Reproduce the data that follows in its entirety, character for character.

-- START Given data --

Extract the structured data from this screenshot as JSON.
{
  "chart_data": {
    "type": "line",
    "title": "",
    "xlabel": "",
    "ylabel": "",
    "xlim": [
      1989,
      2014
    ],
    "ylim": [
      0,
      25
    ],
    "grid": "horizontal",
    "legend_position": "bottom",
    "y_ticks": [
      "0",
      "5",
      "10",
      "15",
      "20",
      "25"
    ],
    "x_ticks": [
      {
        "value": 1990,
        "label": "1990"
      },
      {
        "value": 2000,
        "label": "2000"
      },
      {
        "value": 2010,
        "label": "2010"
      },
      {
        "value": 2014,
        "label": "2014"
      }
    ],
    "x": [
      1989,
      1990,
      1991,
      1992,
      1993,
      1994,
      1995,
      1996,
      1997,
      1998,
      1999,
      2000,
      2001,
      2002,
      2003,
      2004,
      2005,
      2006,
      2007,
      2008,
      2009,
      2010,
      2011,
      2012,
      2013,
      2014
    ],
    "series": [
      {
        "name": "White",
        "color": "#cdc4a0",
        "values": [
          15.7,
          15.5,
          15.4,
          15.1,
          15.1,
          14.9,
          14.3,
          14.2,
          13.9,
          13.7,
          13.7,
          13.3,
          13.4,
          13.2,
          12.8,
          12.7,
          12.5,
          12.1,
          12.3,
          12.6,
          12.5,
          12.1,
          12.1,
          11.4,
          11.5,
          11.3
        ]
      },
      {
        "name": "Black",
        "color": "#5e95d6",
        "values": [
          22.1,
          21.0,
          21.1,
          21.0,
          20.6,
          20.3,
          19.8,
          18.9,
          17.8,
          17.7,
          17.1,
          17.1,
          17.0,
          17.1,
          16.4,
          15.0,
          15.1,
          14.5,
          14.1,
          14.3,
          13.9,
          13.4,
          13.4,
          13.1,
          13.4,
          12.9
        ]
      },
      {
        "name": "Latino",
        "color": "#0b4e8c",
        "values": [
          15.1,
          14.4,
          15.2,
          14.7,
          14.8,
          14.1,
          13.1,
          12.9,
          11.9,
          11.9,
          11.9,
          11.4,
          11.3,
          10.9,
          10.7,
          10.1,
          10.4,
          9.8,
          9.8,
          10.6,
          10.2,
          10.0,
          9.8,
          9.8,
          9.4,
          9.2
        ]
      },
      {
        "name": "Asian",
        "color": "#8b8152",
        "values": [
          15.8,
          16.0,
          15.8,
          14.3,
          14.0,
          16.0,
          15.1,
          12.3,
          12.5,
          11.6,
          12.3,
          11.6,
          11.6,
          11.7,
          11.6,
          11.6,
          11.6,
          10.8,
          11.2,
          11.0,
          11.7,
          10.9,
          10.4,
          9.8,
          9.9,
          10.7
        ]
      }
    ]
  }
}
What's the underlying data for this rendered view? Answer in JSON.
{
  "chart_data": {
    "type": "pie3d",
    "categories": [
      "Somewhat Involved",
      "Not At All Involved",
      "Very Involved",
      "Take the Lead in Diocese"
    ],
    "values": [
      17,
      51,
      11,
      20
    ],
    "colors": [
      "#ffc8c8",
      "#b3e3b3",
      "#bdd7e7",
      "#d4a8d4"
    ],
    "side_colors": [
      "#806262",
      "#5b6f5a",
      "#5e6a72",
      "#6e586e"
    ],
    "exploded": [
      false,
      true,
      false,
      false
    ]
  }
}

-- END Given data --

- _Solved exercise_
Extract the structured data from this screenshot as JSON.
{
  "chart_data": {
    "type": "line",
    "title": "",
    "xlabel": "",
    "ylabel": "",
    "xlim": [
      1989,
      2014
    ],
    "ylim": [
      0,
      25
    ],
    "grid": "horizontal",
    "legend_position": "bottom",
    "y_ticks": [
      "0",
      "5",
      "10",
      "15",
      "20",
      "25"
    ],
    "x_ticks": [
      {
        "value": 1990,
        "label": "1990"
      },
      {
        "value": 2000,
        "label": "2000"
      },
      {
        "value": 2010,
        "label": "2010"
      },
      {
        "value": 2014,
        "label": "2014"
      }
    ],
    "x": [
      1989,
      1990,
      1991,
      1992,
      1993,
      1994,
      1995,
      1996,
      1997,
      1998,
      1999,
      2000,
      2001,
      2002,
      2003,
      2004,
      2005,
      2006,
      2007,
      2008,
      2009,
      2010,
      2011,
      2012,
      2013,
      2014
    ],
    "series": [
      {
        "name": "White",
        "color": "#cdc4a0",
        "values": [
          15.7,
          15.5,
          15.4,
          15.1,
          15.1,
          14.9,
          14.3,
          14.2,
          13.9,
          13.7,
          13.7,
          13.3,
          13.4,
          13.2,
          12.8,
          12.7,
          12.5,
          12.1,
          12.3,
          12.6,
          12.5,
          12.1,
          12.1,
          11.4,
          11.5,
          11.3
        ]
      },
      {
        "name": "Black",
        "color": "#5e95d6",
        "values": [
          22.1,
          21.0,
          21.1,
          21.0,
          20.6,
          20.3,
          19.8,
          18.9,
          17.8,
          17.7,
          17.1,
          17.1,
          17.0,
          17.1,
          16.4,
          15.0,
          15.1,
          14.5,
          14.1,
          14.3,
          13.9,
          13.4,
          13.4,
          13.1,
          13.4,
          12.9
        ]
      },
      {
        "name": "Latino",
        "color": "#0b4e8c",
        "values": [
          15.1,
          14.4,
          15.2,
          14.7,
          14.8,
          14.1,
          13.1,
          12.9,
          11.9,
          11.9,
          11.9,
          11.4,
          11.3,
          10.9,
          10.7,
          10.1,
          10.4,
          9.8,
          9.8,
          10.6,
          10.2,
          10.0,
          9.8,
          9.8,
          9.4,
          9.2
        ]
      },
      {
        "name": "Asian",
        "color": "#8b8152",
        "values": [
          15.8,
          16.0,
          15.8,
          14.3,
          14.0,
          16.0,
          15.1,
          12.3,
          12.5,
          11.6,
          12.3,
          11.6,
          11.6,
          11.7,
          11.6,
          11.6,
          11.6,
          10.8,
          11.2,
          11.0,
          11.7,
          10.9,
          10.4,
          9.8,
          9.9,
          10.7
        ]
      }
    ]
  }
}
What's the underlying data for this rendered view? Answer in JSON.
{
  "chart_data": {
    "type": "pie3d",
    "categories": [
      "Somewhat Involved",
      "Not At All Involved",
      "Very Involved",
      "Take the Lead in Diocese"
    ],
    "values": [
      17,
      51,
      11,
      20
    ],
    "colors": [
      "#ffc8c8",
      "#b3e3b3",
      "#bdd7e7",
      "#d4a8d4"
    ],
    "side_colors": [
      "#806262",
      "#5b6f5a",
      "#5e6a72",
      "#6e586e"
    ],
    "exploded": [
      false,
      true,
      false,
      false
    ]
  }
}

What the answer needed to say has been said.